● **TEXTO DEL DOCUMENTO**
########
Cada miércoles un cuento en El Estafador

jueves, 3 de junio de 2010

A lo Tom Sawyer


Una de los momentos más conocidos de la novela "Tom Sawyer" es el de la valla. Castigan a Tom a pintar toda una valla de madera pero este se las apaña para hacer creer a sus amigos que se trata de una tarea divertidísima. De esa forma, consigue que cada uno le dé un regalo a cambio de que les deje pintar un trozo.

Ayer andaba yo algo embrutecido quitándole el fondo a las fotos de los compañeros de Juan y sus seños para la orla fin de curso (ya salió lo de la orla, aquí). Entonces, llegó Juan, ¿Qué haces? y me acordé del bueno de Tom. ¿Yo? Estoy haciendo una cosa muy importante, no te lo puedo decir. ¿Qué es, papá, qué es? Vale, te lo digo pero no lo puedes hacer; estoy con las fotos de tu orla. ¡Yo quiero hacerlo, yo quiero hacerlo!

Así que le expliqué un poco cómo iba lo de la varita mágica y el lazo magnético y le dejé seguir mi trabajo como el que hace un gran favor. Y, oye, qué destreza en el manejo del Photoshop que tiene la criatura. Ya me tiene lista casi todas las fotos.

PD: Ayer también, Mercedes estuvo ocupándose de la matrícula de Darío para el cole. Sacó cuatro fotos de la criatura que, al verlas, preguntó: ¿Por qué hay tantos Daríos si yo soy solo uno?
########
● **LO QUE SE PIDE**
¿Cómo se traduce al inglés esta oración de la entrada sobre Tom Sawyer: «Castigan a Tom a pintar toda una valla de madera pero este se las apaña para hacer creer a sus amigos que se trata de una tarea divertidísima.»?
########
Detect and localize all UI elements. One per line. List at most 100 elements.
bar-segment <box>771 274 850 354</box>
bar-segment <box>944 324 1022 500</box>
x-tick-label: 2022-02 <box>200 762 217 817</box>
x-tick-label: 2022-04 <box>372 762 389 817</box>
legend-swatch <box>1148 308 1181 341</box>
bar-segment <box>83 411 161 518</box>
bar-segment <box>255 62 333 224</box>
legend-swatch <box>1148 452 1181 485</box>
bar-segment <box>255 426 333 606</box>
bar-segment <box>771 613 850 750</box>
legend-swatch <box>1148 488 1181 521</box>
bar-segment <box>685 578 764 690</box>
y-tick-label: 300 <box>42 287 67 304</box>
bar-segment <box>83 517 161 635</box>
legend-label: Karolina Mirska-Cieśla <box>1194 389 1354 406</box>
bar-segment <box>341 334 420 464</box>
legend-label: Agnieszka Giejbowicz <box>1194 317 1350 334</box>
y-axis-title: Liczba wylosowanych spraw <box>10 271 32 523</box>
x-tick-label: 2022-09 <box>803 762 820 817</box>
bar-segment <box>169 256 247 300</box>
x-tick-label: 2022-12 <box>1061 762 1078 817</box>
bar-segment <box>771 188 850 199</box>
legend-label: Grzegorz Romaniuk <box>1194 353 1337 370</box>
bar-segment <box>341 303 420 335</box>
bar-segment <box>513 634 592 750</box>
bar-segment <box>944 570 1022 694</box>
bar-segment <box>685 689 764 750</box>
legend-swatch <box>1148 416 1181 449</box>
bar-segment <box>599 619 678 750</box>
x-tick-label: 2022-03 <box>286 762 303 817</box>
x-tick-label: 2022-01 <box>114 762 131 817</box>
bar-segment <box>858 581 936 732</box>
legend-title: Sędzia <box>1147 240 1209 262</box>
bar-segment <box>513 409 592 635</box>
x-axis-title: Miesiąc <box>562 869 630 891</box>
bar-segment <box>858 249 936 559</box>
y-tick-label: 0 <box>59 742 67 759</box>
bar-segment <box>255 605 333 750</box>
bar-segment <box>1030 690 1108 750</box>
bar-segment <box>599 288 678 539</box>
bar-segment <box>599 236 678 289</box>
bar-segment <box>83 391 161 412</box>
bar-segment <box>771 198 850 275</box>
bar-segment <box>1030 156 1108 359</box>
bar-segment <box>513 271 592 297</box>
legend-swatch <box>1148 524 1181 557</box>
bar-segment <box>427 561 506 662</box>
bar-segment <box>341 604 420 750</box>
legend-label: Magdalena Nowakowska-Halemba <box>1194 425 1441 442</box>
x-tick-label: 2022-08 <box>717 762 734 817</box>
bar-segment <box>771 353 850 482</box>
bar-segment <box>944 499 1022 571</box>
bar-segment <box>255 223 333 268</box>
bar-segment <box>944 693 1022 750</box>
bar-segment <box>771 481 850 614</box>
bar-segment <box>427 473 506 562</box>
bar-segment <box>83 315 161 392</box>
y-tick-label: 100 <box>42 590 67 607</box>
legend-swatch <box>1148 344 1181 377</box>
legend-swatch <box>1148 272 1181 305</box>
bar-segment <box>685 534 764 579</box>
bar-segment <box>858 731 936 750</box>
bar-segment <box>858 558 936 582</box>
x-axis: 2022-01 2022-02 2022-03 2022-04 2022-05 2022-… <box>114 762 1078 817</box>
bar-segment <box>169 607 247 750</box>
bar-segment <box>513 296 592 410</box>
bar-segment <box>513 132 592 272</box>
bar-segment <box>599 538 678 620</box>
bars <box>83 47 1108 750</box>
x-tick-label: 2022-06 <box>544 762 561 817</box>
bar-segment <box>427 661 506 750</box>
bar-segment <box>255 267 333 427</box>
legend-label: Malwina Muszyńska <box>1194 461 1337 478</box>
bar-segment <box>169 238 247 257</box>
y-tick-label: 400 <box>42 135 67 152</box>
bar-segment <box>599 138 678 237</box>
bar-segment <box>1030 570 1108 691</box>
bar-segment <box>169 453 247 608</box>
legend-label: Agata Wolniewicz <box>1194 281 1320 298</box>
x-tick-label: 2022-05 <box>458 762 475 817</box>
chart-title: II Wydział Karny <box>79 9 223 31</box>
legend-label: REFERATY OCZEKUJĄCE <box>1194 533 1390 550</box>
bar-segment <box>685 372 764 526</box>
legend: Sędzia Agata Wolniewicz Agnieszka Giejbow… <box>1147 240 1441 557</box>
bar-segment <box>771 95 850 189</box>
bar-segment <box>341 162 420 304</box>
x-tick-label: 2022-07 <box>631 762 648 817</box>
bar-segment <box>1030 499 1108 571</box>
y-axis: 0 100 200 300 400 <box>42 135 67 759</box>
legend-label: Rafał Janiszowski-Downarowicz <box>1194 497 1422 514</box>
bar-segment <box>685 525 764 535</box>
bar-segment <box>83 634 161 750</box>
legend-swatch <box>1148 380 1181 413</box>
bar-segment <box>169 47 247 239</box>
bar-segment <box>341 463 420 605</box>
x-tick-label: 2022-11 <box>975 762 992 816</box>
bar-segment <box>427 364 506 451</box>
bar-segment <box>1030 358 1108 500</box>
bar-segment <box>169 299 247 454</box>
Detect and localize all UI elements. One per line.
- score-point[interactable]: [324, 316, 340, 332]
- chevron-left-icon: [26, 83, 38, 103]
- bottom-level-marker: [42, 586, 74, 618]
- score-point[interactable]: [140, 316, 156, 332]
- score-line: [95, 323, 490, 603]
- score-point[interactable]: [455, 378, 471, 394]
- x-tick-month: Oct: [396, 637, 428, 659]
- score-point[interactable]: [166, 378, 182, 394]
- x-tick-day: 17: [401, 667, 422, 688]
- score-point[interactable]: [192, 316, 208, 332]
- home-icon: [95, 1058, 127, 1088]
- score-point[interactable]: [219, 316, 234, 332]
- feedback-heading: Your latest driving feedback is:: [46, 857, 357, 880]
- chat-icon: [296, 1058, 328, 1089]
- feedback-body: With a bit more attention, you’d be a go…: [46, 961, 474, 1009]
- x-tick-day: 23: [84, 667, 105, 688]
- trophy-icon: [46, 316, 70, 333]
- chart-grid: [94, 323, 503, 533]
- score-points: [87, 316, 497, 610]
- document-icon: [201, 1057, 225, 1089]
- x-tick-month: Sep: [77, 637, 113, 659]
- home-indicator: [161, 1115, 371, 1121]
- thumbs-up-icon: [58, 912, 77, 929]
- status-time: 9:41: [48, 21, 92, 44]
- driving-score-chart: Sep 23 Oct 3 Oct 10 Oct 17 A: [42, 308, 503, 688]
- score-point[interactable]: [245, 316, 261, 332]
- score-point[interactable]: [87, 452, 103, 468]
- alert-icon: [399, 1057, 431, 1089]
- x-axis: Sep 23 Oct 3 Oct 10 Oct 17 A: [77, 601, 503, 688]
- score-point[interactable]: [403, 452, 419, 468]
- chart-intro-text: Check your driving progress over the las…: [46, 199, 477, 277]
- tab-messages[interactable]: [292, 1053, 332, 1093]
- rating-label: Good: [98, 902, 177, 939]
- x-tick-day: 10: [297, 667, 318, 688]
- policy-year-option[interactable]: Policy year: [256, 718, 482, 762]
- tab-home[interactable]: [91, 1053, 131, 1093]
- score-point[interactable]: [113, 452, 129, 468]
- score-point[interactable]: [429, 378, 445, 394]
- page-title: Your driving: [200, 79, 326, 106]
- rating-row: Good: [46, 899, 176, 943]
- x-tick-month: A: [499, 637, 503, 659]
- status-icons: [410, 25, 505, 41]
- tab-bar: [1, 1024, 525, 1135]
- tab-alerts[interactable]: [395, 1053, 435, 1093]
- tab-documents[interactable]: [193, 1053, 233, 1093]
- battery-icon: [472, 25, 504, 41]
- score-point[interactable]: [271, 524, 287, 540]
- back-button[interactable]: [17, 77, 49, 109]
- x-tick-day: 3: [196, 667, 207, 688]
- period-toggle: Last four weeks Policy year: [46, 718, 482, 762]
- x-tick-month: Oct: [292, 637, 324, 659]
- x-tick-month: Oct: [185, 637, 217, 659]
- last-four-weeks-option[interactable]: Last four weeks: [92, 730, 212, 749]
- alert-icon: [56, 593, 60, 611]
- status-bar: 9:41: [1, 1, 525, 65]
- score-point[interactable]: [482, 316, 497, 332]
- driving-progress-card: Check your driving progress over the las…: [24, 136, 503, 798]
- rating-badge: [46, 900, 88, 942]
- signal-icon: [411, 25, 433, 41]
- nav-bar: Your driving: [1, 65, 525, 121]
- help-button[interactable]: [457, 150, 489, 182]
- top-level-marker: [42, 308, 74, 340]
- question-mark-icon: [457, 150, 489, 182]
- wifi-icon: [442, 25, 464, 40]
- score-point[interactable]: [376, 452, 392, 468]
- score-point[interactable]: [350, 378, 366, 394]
########
● **RESULTADO A CONTINUACIÓN**
Tom is punished by being made to paint an entire wooden fence, but he manages to make his friends believe that it is a tremendously fun task.